What the task asks
Locate the word "with" in the entries below, then gather every line that holds it.

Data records
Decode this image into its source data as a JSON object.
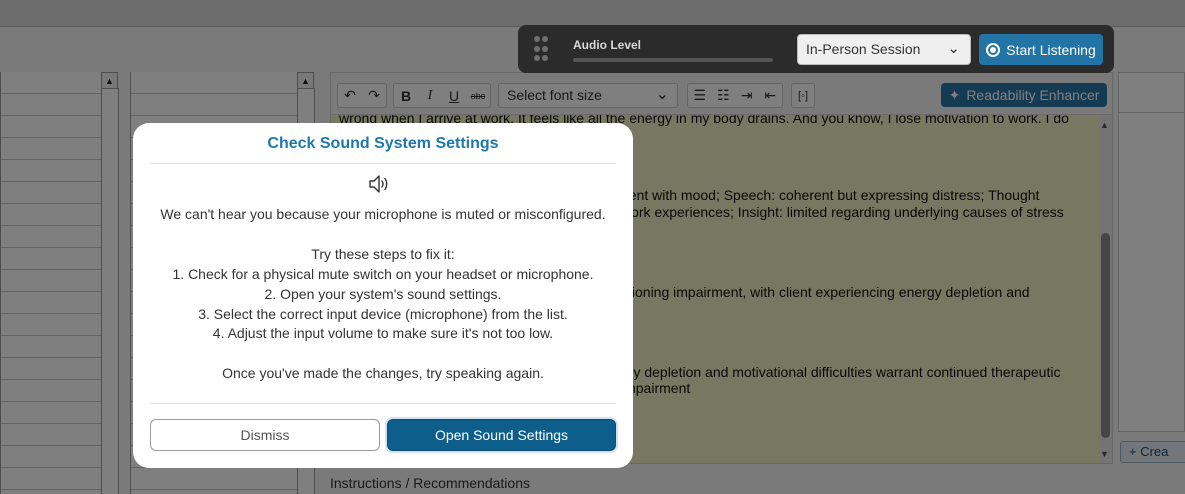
{
  "audio_bar": {
    "level_label": "Audio Level",
    "level_value": 0,
    "session_select_value": "In-Person Session",
    "start_listening_label": "Start Listening"
  },
  "editor": {
    "font_size_placeholder": "Select font size",
    "readability_label": "Readability Enhancer",
    "text_lines": [
      "wrong when I arrive at work. It feels like all the energy in my body drains. And you know, I lose motivation to work. I do",
      "uent with mood; Speech: coherent but expressing distress; Thought",
      "work experiences; Insight: limited regarding underlying causes of stress",
      "ctioning impairment, with client experiencing energy depletion and",
      "rgy depletion and motivational difficulties warrant continued therapeutic",
      " impairment"
    ],
    "section_label": "Instructions / Recommendations"
  },
  "right_panel": {
    "create_label": "+ Crea"
  },
  "modal": {
    "title": "Check Sound System Settings",
    "message": "We can't hear you because your microphone is muted or misconfigured.",
    "steps_intro": "Try these steps to fix it:",
    "steps": [
      "1. Check for a physical mute switch on your headset or microphone.",
      "2. Open your system's sound settings.",
      "3. Select the correct input device (microphone) from the list.",
      "4. Adjust the input volume to make sure it's not too low."
    ],
    "closing": "Once you've made the changes, try speaking again.",
    "dismiss_label": "Dismiss",
    "open_settings_label": "Open Sound Settings"
  },
  "colors": {
    "accent": "#1f78ad",
    "primary_button": "#0e5e8c",
    "editor_background": "#eff0c3",
    "audio_bar_background": "#2b2b2b"
  },
  "icons": {
    "speaker": "speaker-icon",
    "grip": "drag-grip-icon",
    "listen": "record-icon",
    "readability": "sparkle-icon"
  }
}
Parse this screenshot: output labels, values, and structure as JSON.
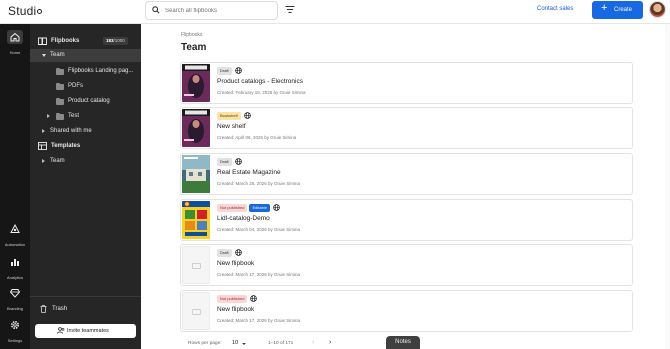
{
  "topbar": {
    "logo_text": "Studi",
    "search_placeholder": "Search all flipbooks",
    "contact_label": "Contact sales",
    "create_label": "Create"
  },
  "rail": [
    {
      "label": "Home",
      "icon": "home-icon"
    },
    {
      "label": "Automation",
      "icon": "automation-icon"
    },
    {
      "label": "Analytics",
      "icon": "analytics-icon"
    },
    {
      "label": "Branding",
      "icon": "branding-icon"
    },
    {
      "label": "Settings",
      "icon": "settings-icon"
    }
  ],
  "sidebar": {
    "flipbooks_label": "Flipbooks",
    "count_used": "183",
    "count_total": "/1000",
    "team_label": "Team",
    "folders": [
      "Flipbooks Landing pag...",
      "PDFs",
      "Product catalog",
      "Test"
    ],
    "shared_label": "Shared with me",
    "templates_label": "Templates",
    "templates_team_label": "Team",
    "trash_label": "Trash",
    "invite_label": "Invite teammates"
  },
  "main": {
    "breadcrumb": "Flipbooks",
    "title": "Team",
    "cards": [
      {
        "badges": [
          {
            "text": "Draft",
            "kind": "draft"
          }
        ],
        "title": "Product catalogs - Electronics",
        "meta": "Created: February 18, 2026 by Gruie Simina",
        "thumb": "magazine-purple"
      },
      {
        "badges": [
          {
            "text": "Bookshelf",
            "kind": "bookshelf"
          }
        ],
        "title": "New shelf",
        "meta": "Created: April 06, 2026 by Gruie Simina",
        "thumb": "magazine-purple"
      },
      {
        "badges": [
          {
            "text": "Draft",
            "kind": "draft"
          }
        ],
        "title": "Real Estate Magazine",
        "meta": "Created: March 25, 2026 by Gruie Simina",
        "thumb": "real-estate"
      },
      {
        "badges": [
          {
            "text": "Not published",
            "kind": "notpub"
          },
          {
            "text": "Editable",
            "kind": "editable"
          }
        ],
        "title": "Lidl-catalog-Demo",
        "meta": "Created: March 04, 2026 by Gruie Simina",
        "thumb": "lidl"
      },
      {
        "badges": [
          {
            "text": "Draft",
            "kind": "draft"
          }
        ],
        "title": "New flipbook",
        "meta": "Created: March 17, 2026 by Gruie Simina",
        "thumb": "placeholder"
      },
      {
        "badges": [
          {
            "text": "Not published",
            "kind": "notpub"
          }
        ],
        "title": "New flipbook",
        "meta": "Created: March 17, 2026 by Gruie Simina",
        "thumb": "placeholder"
      }
    ],
    "pager": {
      "rows_label": "Rows per page:",
      "rows_value": "10",
      "range": "1–10 of 171"
    }
  },
  "notes_label": "Notes",
  "colors": {
    "accent": "#1668e3",
    "rail_bg": "#161616",
    "sidebar_bg": "#262626"
  }
}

The answer
      "uent with mood; Speech: coherent but expressing distress; Thought",
      "ctioning impairment, with client experiencing energy depletion and",
    "shared_label": "Shared with me",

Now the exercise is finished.